Collected data entries
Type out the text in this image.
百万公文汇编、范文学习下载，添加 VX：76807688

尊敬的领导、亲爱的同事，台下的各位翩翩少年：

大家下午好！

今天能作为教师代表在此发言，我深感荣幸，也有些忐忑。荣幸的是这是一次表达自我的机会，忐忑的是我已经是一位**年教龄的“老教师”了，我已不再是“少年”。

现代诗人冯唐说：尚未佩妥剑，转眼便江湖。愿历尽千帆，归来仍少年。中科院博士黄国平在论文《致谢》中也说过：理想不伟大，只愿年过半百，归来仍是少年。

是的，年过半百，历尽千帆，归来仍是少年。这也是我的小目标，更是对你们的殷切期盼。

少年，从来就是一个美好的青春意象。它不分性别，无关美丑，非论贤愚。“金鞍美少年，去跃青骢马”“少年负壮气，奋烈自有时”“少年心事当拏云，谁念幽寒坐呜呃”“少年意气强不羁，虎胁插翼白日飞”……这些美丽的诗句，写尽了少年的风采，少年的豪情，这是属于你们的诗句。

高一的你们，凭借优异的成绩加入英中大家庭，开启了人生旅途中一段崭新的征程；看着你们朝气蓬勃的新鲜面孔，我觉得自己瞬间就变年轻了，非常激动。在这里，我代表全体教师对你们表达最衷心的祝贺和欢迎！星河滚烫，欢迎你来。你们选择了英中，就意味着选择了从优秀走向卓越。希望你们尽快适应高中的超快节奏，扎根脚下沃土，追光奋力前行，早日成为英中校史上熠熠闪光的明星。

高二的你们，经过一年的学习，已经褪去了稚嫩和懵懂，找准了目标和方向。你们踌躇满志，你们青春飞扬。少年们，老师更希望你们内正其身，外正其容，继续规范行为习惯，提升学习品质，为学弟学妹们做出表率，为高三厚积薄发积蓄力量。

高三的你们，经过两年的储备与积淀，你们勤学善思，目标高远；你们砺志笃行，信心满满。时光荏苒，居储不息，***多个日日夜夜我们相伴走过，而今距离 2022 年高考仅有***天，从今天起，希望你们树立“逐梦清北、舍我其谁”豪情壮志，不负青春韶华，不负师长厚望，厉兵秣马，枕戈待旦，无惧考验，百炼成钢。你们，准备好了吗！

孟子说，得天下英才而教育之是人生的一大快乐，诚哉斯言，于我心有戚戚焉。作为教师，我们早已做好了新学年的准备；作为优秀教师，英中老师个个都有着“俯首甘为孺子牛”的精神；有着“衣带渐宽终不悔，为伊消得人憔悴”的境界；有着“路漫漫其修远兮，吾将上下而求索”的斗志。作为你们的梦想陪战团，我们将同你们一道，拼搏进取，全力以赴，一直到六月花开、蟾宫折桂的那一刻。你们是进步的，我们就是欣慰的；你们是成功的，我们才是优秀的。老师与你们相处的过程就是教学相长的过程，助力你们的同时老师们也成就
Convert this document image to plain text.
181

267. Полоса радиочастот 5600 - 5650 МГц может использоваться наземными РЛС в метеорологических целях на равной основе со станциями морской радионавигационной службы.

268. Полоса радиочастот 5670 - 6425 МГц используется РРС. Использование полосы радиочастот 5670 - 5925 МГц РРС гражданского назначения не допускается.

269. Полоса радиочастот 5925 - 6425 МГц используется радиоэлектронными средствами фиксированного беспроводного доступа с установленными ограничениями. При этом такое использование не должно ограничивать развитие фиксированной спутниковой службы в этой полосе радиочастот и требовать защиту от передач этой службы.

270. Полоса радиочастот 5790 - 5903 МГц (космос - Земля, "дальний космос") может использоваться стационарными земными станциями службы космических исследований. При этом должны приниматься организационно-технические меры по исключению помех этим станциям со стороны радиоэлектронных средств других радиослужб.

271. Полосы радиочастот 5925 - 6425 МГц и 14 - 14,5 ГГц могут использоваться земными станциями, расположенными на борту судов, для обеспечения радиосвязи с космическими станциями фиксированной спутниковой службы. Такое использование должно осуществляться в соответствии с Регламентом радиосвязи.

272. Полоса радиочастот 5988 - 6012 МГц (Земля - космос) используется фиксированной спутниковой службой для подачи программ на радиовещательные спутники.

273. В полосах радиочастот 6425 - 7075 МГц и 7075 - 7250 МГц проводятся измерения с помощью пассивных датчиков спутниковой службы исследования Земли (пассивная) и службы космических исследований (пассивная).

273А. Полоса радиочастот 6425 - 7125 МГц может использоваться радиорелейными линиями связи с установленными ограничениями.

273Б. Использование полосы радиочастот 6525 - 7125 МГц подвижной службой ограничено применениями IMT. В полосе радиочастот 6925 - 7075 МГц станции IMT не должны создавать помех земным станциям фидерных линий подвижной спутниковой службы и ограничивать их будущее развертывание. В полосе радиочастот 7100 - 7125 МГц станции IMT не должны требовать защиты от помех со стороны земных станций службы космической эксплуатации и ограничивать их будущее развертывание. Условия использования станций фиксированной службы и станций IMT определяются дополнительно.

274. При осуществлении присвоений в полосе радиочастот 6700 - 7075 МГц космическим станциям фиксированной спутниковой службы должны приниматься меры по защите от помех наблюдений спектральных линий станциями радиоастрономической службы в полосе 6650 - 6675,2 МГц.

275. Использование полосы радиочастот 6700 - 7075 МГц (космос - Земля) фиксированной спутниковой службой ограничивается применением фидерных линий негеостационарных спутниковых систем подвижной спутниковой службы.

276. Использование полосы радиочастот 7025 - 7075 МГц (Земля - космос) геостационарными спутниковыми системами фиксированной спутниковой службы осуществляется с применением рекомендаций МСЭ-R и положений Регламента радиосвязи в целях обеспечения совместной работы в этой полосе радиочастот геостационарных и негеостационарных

== DIRECTION ==
What is the number of lines in the data holding the word "целях"? Reply with that number only.

== REPLY ==
2